# I need advice on my "fustrating" situation!



## Raynedrop (Dec 8, 2015)

I have been living together with my now husband for 1 year, legally married for 3. Before we got married he lied about his age. He said he was 27 ( I was 33). When we got legally married (I gave birth to his son that year) I found out his legal age. I'm now 37 and he is only 24! He had fake documentation that made him older (he's in the process of getting his residency as I am a US citizen).
We got separated last year because he just doesn't respect me as a wife, yet he wants me to be a submissive wife. (He's macho on things that are convenient to him). We were separated for 6 months. I had a boyfriend during that time. We got back together as he would beg me every week to go back. When we decided to get back together and he moved all his things back, he told me he had a girl living with him (same age, hometown, etc.) and she may be pregnant. Turns out, she was. She was sending him nude pics of her and texts. I got a gut feeling and started snooping. He would call her 5-7 times a day for 3-4 months everyday. His excuse was that he left her for me and sent her to their hometown pregnant so he felt bad. Of course, I felt worst as he was not considering how bad it looks on him and how I felt about it as to me its cheating and betrayal.

According to him, she does not want nothing to do with him nor money as he was not present at the baby's birth. (He couldn't leave the country as he is illegally here). 
I forgave him for all that. 

Now, several times we have agreed to be "roommates" but of course our sexual desire takes over and we forget. (or pretend). We agreed for him to stay and pay $500 weekly for home expenses etc. (he makes about $900 a week). At times, he only gives me $300 and says that he has to save $$ for his immigration lawyer. Lawyer has not been paid one cent and I have been doing all the paperwork. So, of course I think he may be sending her money as by middle of the week I have to give him money for his 1 pack a day cigarette habit. He denies sending money as supposedly she wants noting to do with him, even though she has posted poems and quotes about him in facebook without giving his name.

He is distant at times (even before the separation) and immature (my fault for believing he was mature since he lied about every aspect of his life!) He blames me for always nagging and not being romantic. Yes, I nag especially when he is disrespecting me by making a mess. If he does not want to help around the house, fine but I'd prefer it for him not to make me work extra by cleaning up after him. I am not social and I am not a smiling happy-go-lucky person. (Self conscious about my teeth). He thinks I'm always in a bad mood and not willing to be happy. Generally, I'm content and I feel I don't have to smile to show him. He already knows this as we talk about it constantly.

Given information:
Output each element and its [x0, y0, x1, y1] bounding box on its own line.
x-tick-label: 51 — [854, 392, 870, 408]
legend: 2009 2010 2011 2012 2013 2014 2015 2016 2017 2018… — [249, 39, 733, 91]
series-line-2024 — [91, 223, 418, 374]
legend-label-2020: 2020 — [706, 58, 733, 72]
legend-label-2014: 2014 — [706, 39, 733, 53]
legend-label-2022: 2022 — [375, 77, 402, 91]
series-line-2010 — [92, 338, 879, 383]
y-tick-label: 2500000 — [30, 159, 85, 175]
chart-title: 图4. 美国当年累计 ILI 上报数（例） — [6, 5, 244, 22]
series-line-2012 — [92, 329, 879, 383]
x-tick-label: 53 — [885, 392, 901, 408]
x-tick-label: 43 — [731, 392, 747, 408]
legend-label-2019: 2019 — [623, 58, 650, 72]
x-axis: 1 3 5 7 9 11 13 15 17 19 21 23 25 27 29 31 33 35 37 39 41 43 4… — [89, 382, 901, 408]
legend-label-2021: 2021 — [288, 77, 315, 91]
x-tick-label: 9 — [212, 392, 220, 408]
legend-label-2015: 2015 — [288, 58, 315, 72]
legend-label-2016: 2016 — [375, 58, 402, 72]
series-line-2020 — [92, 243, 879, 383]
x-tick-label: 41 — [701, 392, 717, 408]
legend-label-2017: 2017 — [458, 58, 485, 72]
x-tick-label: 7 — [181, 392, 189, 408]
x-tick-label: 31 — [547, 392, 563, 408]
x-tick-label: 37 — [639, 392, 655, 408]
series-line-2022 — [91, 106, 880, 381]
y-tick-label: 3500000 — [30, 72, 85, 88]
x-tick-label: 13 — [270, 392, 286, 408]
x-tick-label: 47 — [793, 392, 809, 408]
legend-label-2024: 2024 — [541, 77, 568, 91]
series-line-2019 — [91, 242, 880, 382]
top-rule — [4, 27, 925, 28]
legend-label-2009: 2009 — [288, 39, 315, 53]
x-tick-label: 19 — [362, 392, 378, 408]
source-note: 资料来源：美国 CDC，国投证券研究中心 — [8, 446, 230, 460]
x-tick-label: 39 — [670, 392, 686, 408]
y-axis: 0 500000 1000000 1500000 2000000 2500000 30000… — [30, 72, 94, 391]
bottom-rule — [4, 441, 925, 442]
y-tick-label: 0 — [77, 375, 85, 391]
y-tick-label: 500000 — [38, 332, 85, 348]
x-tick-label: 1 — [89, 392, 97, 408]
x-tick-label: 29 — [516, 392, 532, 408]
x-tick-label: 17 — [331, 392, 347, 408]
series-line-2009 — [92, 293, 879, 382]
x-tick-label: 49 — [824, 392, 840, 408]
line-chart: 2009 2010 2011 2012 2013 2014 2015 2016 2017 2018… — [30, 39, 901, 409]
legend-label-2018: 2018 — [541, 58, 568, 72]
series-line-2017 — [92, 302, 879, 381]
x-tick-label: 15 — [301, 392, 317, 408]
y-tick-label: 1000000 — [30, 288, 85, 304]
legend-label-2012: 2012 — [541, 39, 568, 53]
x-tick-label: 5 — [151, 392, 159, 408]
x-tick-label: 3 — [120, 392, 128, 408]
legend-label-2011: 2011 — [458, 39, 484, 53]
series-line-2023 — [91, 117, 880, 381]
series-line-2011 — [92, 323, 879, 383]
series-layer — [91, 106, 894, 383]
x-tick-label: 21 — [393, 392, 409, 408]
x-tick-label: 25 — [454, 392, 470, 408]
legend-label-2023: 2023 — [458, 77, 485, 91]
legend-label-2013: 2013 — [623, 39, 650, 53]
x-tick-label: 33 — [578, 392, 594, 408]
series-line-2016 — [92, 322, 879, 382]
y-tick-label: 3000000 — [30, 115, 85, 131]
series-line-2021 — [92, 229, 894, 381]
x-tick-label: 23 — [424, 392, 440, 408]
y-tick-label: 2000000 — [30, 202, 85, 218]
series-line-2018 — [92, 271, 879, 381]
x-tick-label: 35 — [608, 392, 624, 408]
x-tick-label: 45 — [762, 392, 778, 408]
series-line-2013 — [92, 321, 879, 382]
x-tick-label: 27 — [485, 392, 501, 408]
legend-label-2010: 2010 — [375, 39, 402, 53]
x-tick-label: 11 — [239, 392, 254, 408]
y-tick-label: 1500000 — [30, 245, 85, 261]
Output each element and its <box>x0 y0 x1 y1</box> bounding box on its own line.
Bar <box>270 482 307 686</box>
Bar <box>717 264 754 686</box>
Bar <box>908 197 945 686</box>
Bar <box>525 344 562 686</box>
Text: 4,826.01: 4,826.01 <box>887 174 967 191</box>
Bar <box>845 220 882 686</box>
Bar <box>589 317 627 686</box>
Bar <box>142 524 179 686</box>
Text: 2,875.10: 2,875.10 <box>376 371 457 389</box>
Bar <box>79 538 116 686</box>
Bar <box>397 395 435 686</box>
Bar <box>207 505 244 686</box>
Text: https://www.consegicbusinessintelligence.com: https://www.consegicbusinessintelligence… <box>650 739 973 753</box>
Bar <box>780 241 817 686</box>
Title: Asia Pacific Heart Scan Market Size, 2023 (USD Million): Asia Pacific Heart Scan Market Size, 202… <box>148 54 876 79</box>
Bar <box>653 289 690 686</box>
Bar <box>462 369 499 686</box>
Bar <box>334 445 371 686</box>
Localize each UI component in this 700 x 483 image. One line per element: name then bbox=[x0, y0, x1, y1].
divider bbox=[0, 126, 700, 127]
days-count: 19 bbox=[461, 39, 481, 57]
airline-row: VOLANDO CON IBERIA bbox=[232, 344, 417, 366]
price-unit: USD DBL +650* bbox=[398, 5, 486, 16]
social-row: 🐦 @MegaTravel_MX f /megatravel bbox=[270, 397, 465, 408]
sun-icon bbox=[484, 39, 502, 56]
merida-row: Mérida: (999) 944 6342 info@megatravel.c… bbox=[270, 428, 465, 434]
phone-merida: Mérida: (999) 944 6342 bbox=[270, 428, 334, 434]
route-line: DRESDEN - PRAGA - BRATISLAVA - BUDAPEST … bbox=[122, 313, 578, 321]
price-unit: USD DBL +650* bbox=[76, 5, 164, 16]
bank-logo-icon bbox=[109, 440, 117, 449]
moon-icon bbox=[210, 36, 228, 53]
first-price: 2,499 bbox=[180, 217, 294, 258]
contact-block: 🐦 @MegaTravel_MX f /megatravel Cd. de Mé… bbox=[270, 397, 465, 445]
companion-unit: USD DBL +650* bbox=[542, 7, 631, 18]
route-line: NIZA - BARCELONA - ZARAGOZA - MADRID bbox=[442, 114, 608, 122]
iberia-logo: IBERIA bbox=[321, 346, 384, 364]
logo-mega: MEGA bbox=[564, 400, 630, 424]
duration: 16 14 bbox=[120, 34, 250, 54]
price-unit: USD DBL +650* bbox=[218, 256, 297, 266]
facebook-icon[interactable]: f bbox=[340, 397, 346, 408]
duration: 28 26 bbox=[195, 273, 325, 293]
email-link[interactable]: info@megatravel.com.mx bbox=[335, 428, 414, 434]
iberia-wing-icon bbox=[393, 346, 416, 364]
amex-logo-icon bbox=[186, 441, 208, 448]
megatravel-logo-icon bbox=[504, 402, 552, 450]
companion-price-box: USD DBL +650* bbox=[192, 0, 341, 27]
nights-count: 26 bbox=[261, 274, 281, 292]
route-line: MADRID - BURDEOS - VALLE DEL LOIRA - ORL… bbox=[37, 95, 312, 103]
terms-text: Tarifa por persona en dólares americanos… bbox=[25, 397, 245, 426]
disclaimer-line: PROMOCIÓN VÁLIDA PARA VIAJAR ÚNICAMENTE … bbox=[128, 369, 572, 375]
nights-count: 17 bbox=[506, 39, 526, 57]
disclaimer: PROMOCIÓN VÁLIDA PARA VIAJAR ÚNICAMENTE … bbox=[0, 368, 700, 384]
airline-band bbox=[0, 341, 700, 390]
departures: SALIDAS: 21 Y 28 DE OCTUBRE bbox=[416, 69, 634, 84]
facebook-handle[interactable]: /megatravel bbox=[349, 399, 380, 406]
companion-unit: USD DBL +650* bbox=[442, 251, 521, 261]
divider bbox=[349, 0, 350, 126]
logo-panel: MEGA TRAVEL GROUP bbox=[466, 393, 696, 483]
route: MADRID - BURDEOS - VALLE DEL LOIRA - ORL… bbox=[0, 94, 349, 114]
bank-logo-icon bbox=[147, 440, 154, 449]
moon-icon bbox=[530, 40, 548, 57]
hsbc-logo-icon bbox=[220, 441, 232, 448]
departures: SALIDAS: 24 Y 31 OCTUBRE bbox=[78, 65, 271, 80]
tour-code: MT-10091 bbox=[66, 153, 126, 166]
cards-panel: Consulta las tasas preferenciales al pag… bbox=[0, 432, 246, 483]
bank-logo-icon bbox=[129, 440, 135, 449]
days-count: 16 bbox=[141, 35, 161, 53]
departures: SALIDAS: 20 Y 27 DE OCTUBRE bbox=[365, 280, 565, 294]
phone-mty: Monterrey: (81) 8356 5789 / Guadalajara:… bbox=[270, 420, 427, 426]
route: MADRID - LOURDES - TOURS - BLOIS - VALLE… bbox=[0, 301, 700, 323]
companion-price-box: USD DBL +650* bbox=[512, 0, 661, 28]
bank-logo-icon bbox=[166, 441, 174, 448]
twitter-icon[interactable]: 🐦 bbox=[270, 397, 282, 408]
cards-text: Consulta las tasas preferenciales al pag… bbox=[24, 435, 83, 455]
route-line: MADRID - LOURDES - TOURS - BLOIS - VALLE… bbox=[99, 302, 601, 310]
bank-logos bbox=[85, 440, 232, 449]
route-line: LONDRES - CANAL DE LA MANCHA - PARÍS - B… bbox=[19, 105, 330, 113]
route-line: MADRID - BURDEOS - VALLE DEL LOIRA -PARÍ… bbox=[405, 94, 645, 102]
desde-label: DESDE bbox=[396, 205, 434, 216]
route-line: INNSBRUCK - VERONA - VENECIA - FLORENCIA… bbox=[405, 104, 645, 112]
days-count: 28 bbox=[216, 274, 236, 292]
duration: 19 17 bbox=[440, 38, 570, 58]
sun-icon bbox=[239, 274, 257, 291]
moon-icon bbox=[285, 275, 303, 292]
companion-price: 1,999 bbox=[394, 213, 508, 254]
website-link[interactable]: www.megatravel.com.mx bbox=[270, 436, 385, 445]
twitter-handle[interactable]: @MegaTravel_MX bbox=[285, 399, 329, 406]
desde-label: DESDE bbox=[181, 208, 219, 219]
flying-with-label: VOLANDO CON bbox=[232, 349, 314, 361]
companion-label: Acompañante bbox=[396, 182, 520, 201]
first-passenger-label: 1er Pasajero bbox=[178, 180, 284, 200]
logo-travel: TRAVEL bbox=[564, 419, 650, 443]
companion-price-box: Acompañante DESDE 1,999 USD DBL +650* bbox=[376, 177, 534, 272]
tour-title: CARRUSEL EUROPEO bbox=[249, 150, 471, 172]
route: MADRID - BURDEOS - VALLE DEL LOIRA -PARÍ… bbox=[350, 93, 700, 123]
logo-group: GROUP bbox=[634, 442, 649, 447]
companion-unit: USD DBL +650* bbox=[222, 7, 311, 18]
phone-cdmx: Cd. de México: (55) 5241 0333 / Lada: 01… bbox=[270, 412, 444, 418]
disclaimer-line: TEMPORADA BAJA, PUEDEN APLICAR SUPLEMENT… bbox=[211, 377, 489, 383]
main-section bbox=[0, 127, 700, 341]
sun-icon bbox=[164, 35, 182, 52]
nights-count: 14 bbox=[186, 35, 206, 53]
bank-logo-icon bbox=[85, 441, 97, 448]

Actions to take:
(A) From the forum post, copy word for word the passage starting with "We got separated" and going on through "cheating and betrayal.".
(B) Decide whether each statement agrees with the forum post, answering yes or no and quoting the words that settle it: (i) Before the marriage, the husband claimed to be 27. (ii) The husband always pays the agreed $500 each week. (iii) The immigration lawyer has been partly paid.
The material has no role here.

Written responses:
(A)
We got separated last year because he just doesn't respect me as a wife, yet he wants me to be a submissive wife. (He's macho on things that are convenient to him). We were separated for 6 months. I had a boyfriend during that time. We got back together as he would beg me every week to go back. When we decided to get back together and he moved all his things back, he told me he had a girl living with him (same age, hometown, etc.) and she may be pregnant. Turns out, she was. She was sending him nude pics of her and texts. I got a gut feeling and started snooping. He would call her 5-7 times a day for 3-4 months everyday. His excuse was that he left her for me and sent her to their hometown pregnant so he felt bad. Of course, I felt worst as he was not considering how bad it looks on him and how I felt about it as to me its cheating and betrayal.

(B)
(i) Yes: "He said he was 27"
(ii) No: "At times, he only gives me $300"
(iii) No: "Lawyer has not been paid one cent"